Lines that contain the string "JSON" are to be copied; leave out all others.

begin Excerpted records

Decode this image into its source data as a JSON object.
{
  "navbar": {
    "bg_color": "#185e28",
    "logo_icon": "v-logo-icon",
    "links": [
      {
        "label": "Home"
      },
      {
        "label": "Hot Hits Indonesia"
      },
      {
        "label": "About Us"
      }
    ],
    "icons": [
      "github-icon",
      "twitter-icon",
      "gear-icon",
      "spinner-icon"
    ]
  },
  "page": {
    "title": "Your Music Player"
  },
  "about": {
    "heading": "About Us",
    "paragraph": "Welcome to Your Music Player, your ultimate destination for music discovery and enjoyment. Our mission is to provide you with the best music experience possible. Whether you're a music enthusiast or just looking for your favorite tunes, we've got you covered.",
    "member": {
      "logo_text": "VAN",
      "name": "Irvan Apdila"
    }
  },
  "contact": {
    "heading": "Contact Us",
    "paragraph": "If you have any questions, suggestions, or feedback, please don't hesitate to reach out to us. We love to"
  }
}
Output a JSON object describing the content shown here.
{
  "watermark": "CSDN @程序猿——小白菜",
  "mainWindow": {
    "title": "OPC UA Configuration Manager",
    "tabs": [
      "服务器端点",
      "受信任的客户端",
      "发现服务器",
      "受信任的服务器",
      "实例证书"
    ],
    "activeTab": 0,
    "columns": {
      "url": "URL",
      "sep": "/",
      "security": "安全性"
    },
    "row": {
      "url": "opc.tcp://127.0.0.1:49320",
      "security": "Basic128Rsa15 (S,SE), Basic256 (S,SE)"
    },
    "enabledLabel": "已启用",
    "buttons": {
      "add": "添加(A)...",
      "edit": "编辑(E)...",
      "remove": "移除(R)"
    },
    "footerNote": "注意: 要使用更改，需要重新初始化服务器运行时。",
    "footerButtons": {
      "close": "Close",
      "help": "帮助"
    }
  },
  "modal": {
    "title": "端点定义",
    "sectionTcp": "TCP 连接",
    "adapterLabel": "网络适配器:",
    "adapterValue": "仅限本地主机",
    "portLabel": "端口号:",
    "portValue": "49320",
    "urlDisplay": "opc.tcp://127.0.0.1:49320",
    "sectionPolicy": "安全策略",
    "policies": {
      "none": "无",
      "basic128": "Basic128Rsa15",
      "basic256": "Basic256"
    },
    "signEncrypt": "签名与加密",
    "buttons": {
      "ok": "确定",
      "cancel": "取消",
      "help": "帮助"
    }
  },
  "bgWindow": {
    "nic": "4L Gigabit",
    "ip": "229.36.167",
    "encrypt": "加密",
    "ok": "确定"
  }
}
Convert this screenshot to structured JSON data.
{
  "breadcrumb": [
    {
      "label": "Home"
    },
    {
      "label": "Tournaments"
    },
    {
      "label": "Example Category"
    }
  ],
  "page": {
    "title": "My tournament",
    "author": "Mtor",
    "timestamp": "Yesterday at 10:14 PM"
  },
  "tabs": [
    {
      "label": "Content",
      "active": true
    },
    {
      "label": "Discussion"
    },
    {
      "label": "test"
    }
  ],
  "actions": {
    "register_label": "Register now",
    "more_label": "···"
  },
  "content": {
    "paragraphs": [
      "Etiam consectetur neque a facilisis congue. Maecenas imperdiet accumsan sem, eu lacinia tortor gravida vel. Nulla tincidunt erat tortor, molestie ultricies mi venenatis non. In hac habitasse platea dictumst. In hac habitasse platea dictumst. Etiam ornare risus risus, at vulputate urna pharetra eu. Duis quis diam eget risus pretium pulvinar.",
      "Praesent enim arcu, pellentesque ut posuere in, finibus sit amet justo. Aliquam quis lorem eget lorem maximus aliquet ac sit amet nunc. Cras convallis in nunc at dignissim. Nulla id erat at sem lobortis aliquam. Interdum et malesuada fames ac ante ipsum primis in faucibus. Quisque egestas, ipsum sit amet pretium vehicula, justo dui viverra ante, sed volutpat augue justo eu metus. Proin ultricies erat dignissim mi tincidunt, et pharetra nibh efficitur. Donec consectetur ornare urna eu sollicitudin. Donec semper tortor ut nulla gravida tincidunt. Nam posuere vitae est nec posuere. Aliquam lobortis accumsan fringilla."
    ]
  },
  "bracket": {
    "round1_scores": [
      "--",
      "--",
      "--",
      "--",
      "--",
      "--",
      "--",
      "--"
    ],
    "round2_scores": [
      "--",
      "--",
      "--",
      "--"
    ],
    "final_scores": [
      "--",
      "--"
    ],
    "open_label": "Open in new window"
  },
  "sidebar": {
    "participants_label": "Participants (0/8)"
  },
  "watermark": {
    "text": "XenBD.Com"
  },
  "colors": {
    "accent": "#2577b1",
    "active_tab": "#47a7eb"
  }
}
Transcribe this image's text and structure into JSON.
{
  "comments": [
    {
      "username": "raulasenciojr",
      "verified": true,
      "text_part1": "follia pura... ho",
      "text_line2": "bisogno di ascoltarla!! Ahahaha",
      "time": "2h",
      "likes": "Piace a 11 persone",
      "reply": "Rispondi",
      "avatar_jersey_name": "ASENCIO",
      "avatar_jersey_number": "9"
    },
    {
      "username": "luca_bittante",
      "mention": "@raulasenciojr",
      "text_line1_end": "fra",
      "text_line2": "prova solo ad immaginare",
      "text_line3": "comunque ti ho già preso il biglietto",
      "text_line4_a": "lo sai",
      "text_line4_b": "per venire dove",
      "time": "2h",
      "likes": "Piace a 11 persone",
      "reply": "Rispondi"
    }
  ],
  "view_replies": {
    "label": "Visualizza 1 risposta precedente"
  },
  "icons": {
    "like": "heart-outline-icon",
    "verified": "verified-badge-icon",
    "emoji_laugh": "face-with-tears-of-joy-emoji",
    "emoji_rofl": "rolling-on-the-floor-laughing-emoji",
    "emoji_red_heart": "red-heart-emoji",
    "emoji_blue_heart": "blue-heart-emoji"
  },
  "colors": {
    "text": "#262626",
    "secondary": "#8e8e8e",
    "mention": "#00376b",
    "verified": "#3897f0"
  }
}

end Excerpted records

**Result**
Decode this image into its source data as a JSON object.
Output a JSON object describing the content shown here.
Convert this screenshot to structured JSON data.
Transcribe this image's text and structure into JSON.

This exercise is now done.